-- start of Material to process --

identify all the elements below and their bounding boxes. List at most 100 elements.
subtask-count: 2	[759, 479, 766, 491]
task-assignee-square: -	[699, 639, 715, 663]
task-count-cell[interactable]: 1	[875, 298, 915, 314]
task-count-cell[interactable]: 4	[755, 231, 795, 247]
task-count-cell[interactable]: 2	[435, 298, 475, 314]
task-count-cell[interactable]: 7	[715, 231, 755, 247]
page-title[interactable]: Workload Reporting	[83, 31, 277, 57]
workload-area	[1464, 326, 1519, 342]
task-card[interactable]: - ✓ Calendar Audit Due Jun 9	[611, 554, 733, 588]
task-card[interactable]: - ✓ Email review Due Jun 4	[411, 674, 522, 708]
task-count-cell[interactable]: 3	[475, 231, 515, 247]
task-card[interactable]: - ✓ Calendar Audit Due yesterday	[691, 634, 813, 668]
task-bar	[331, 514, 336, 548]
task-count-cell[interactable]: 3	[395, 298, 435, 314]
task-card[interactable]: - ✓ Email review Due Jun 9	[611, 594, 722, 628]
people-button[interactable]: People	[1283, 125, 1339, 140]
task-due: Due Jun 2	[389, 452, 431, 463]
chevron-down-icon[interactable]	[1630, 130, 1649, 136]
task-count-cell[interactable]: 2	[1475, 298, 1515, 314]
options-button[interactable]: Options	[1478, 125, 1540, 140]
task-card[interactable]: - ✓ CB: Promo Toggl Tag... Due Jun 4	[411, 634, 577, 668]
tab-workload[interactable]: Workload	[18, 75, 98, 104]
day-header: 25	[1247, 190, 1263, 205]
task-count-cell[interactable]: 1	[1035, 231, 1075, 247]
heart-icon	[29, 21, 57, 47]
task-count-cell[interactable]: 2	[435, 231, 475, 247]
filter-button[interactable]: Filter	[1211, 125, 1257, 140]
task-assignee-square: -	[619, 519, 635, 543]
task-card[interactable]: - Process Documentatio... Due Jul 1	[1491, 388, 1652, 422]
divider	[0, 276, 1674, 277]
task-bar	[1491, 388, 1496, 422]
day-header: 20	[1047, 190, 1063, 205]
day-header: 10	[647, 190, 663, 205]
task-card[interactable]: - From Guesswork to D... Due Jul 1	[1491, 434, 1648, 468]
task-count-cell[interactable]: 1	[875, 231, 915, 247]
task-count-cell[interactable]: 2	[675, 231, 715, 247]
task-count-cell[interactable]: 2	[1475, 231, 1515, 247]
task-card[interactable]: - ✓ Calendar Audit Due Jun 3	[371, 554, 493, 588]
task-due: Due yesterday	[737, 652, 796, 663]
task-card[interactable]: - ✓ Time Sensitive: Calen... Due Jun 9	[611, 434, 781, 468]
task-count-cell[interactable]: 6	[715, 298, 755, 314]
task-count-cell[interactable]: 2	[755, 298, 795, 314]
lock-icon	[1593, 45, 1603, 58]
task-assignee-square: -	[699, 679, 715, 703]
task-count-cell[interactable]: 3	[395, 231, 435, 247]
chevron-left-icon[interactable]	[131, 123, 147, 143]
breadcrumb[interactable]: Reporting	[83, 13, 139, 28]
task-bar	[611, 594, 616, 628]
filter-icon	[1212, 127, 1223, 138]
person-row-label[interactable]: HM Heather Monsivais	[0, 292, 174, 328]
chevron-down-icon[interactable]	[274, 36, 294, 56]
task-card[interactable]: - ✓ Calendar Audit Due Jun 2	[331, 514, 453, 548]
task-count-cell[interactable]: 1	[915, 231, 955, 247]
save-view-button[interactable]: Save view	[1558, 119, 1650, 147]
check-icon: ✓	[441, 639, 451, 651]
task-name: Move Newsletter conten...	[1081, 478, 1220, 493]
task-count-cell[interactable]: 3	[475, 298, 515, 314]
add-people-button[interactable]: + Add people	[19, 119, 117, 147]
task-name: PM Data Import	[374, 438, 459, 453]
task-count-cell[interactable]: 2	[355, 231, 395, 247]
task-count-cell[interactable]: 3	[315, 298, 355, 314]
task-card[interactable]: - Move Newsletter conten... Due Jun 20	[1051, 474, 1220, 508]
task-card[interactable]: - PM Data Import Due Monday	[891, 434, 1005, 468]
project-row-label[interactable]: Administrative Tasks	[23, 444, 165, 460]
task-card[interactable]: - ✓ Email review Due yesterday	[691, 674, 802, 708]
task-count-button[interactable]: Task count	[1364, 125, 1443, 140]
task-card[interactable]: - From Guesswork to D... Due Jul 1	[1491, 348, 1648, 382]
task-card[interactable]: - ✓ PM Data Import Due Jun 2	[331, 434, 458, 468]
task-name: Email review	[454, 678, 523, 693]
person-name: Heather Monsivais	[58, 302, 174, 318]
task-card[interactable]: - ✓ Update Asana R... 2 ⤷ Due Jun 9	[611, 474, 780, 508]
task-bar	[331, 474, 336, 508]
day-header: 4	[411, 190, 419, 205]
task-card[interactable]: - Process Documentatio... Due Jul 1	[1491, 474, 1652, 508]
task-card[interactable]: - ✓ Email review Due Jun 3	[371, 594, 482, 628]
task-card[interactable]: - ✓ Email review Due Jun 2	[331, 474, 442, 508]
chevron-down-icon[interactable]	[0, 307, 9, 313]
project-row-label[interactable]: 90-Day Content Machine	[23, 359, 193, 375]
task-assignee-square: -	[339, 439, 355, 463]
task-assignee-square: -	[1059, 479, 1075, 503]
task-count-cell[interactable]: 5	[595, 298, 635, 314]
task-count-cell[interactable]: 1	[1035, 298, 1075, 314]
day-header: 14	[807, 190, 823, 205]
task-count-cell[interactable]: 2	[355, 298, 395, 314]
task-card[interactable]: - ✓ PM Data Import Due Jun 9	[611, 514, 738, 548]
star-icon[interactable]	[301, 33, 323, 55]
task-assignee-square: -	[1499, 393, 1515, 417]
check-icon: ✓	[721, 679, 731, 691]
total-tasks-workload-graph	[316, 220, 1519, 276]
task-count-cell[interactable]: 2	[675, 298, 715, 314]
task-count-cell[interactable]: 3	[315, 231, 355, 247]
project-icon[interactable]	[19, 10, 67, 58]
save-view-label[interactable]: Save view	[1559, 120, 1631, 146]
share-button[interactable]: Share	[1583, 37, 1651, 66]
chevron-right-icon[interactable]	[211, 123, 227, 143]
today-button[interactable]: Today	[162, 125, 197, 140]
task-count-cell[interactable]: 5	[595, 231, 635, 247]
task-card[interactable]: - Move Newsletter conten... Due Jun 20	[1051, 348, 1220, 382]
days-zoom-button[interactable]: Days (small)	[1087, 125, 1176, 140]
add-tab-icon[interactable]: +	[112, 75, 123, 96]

-- end of Material to process --
-- start of Material to process --

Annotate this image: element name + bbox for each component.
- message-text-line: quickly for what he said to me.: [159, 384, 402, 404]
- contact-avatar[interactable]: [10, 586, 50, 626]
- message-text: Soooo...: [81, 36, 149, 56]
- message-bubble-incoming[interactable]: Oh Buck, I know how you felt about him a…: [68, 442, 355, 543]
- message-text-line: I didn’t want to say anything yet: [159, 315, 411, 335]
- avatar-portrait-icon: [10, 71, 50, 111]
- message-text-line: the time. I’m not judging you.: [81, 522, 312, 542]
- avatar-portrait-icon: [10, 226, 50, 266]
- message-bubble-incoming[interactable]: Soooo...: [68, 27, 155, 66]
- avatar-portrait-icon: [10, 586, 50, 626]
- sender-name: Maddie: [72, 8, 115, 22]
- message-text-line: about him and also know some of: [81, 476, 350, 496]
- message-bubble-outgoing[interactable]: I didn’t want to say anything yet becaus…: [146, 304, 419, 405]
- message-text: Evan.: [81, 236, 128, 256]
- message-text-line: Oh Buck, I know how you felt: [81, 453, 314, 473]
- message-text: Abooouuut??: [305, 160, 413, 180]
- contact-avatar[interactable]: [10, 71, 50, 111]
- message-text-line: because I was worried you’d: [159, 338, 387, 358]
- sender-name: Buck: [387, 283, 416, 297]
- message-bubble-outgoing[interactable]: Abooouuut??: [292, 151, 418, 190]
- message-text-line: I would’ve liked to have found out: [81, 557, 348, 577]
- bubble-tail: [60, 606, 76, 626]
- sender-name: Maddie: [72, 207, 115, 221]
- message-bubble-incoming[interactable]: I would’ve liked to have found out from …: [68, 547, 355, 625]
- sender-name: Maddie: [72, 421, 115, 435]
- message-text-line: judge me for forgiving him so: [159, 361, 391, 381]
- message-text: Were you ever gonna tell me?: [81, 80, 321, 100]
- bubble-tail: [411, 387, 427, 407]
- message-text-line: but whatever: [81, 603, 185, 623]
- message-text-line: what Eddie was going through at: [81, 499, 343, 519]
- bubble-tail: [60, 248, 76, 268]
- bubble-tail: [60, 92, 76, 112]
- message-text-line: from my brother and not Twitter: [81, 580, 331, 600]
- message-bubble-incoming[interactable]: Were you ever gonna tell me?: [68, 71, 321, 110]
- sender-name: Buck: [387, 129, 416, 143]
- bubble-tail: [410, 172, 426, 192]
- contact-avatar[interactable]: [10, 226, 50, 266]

-- end of Material to process --

Reproduce the records unchanged, starting at the line containing "identify all the" and ending at the line containing "31, 277, 57]", both included.

identify all the elements below and their bounding boxes. List at most 100 elements.
subtask-count: 2	[759, 479, 766, 491]
task-assignee-square: -	[699, 639, 715, 663]
task-count-cell[interactable]: 1	[875, 298, 915, 314]
task-count-cell[interactable]: 4	[755, 231, 795, 247]
task-count-cell[interactable]: 2	[435, 298, 475, 314]
task-count-cell[interactable]: 7	[715, 231, 755, 247]
page-title[interactable]: Workload Reporting	[83, 31, 277, 57]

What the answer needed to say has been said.